What to produce =
The line containing "Extract all readable text from this page.", plus every line that follows it to the end of the listing below, is what you transcribe exactly; omit all pictures.

Supplied data =
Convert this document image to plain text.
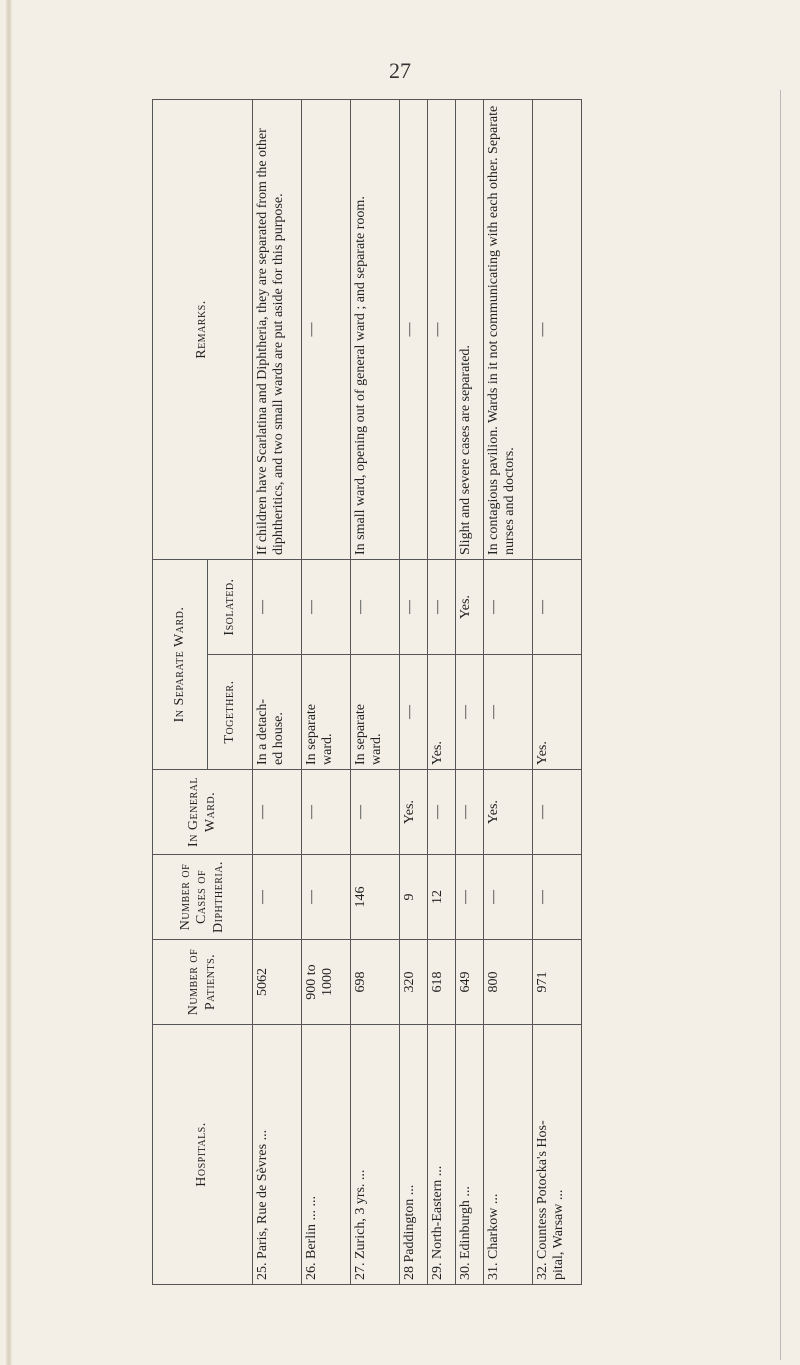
27
Hospitals.	Number of Patients.	Number of Cases of Diphtheria.	In General Ward.	In Separate Ward.		Remarks.
				Together.	Isolated.	
25. Paris, Rue de Sèvres ...	5062	—	—	In a detach-
ed house.	—	If children have Scarlatina and Diphtheria, they are separated from the other diphtheritics, and two small wards are put aside for this purpose.
26. Berlin ... ...	900 to
1000	—	—	In separate
ward.	—	—

27. Zurich, 3 yrs. ...	698	146	—	In separate
ward.	—	In small ward, opening out of general ward ; and separate room.
28 Paddington ...	320	9	Yes.	—	—	—

29. North-Eastern ...	618	12	—	Yes.	—	—

30. Edinburgh ...	649	—	—	—	Yes.	Slight and severe cases are separated.
31. Charkow ...	800	—	Yes.	—	—	In contagious pavilion. Wards in it not communicating with each other. Separate nurses and doctors.
32. Countess Potocka's Hos-
pital, Warsaw ...	971	—	—	Yes.	—	—
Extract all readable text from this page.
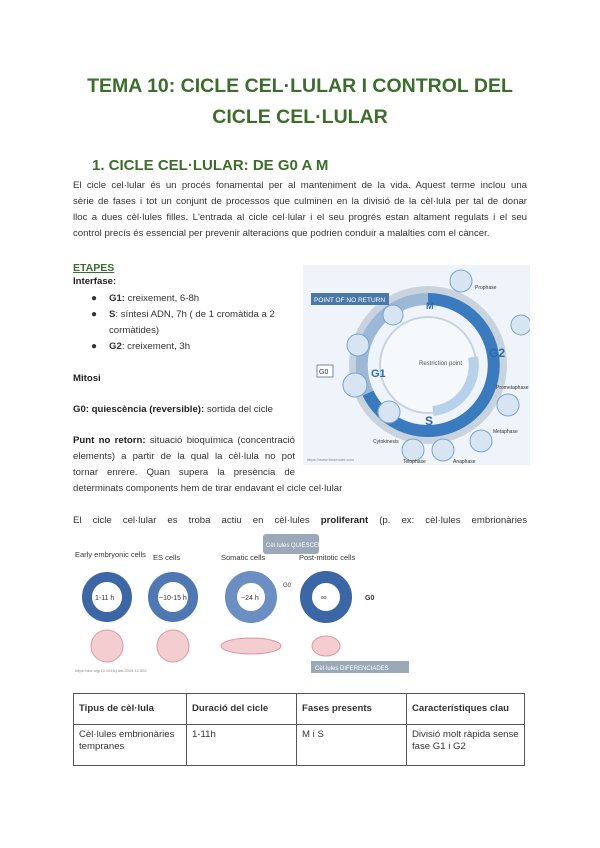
TEMA 10: CICLE CEL·LULAR I CONTROL DEL
CICLE CEL·LULAR
1. CICLE CEL·LULAR: DE G0 A M
El cicle cel·lular és un procés fonamental per al manteniment de la vida. Aquest terme inclou una
sèrie de fases i tot un conjunt de processos que culminen en la divisió de la cèl·lula per tal de donar
lloc a dues cèl·lules filles. L'entrada al cicle cel·lular i el seu progrés estan altament regulats i el seu
control precís és essencial per prevenir alteracions que podrien conduir a malalties com el càncer.
ETAPES
Interfase:
● G1: creixement, 6-8h
● S: síntesi ADN, 7h ( de 1 cromàtida a 2
cormàtides)
● G2: creixement, 3h
Mitosi
G0: quiescència (reversible): sortida del cicle
Punt no retorn: situació bioquímica (concentració
elements) a partir de la qual la cèl·lula no pot
tornar enrere. Quan supera la presència de
determinats components hem de tirar endavant el cicle cel·lular
G2
S
M
G1
POINT OF NO RETURN
G0
Restriction point
Cytokinesis
Telophase	Anaphase
Metaphase
Prometaphase
Prophase
https://www.biorender.com
El cicle cel·lular es troba actiu en cèl·lules proliferant (p. ex: cèl·lules embrionàries
Cèl·lules QUIESCENTS
Early embryonic cells ES cells	Somatic cells	Post-mitotic cells
1-11 h	~10-15 h	~24 h	∞
G0
G0
Cèl·lules DIFERENCIADES
https://doi.org/10.1016/j.tcb.2019.12.002
Tipus de cèl·lula	Duració del cicle	Fases presents	Característiques clau
Cèl·lules embrionàries tempranes	1-11h	M i S	Divisió molt ràpida sense fase G1 i G2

Response for this exercise =
Extract all readable text from this page.
TEMA 10: CICLE CEL·LULAR I CONTROL DEL
CICLE CEL·LULAR
1. CICLE CEL·LULAR: DE G0 A M
El cicle cel·lular és un procés fonamental per al manteniment de la vida. Aquest terme inclou una
sèrie de fases i tot un conjunt de processos que culminen en la divisió de la cèl·lula per tal de donar
lloc a dues cèl·lules filles. L'entrada al cicle cel·lular i el seu progrés estan altament regulats i el seu
control precís és essencial per prevenir alteracions que podrien conduir a malalties com el càncer.
ETAPES
Interfase:
● G1: creixement, 6-8h
● S: síntesi ADN, 7h ( de 1 cromàtida a 2
cormàtides)
● G2: creixement, 3h
Mitosi
G0: quiescència (reversible): sortida del cicle
Punt no retorn: situació bioquímica (concentració
elements) a partir de la qual la cèl·lula no pot
tornar enrere. Quan supera la presència de
determinats components hem de tirar endavant el cicle cel·lular
G2
S
M
G1
POINT OF NO RETURN
G0
Restriction point
Cytokinesis
Telophase	Anaphase
Metaphase
Prometaphase
Prophase
https://www.biorender.com
El cicle cel·lular es troba actiu en cèl·lules proliferant (p. ex: cèl·lules embrionàries
Cèl·lules QUIESCENTS
Early embryonic cells ES cells	Somatic cells	Post-mitotic cells
1-11 h	~10-15 h	~24 h	∞
G0
G0
Cèl·lules DIFERENCIADES
https://doi.org/10.1016/j.tcb.2019.12.002
Tipus de cèl·lula	Duració del cicle	Fases presents	Característiques clau
Cèl·lules embrionàries tempranes	1-11h	M i S	Divisió molt ràpida sense fase G1 i G2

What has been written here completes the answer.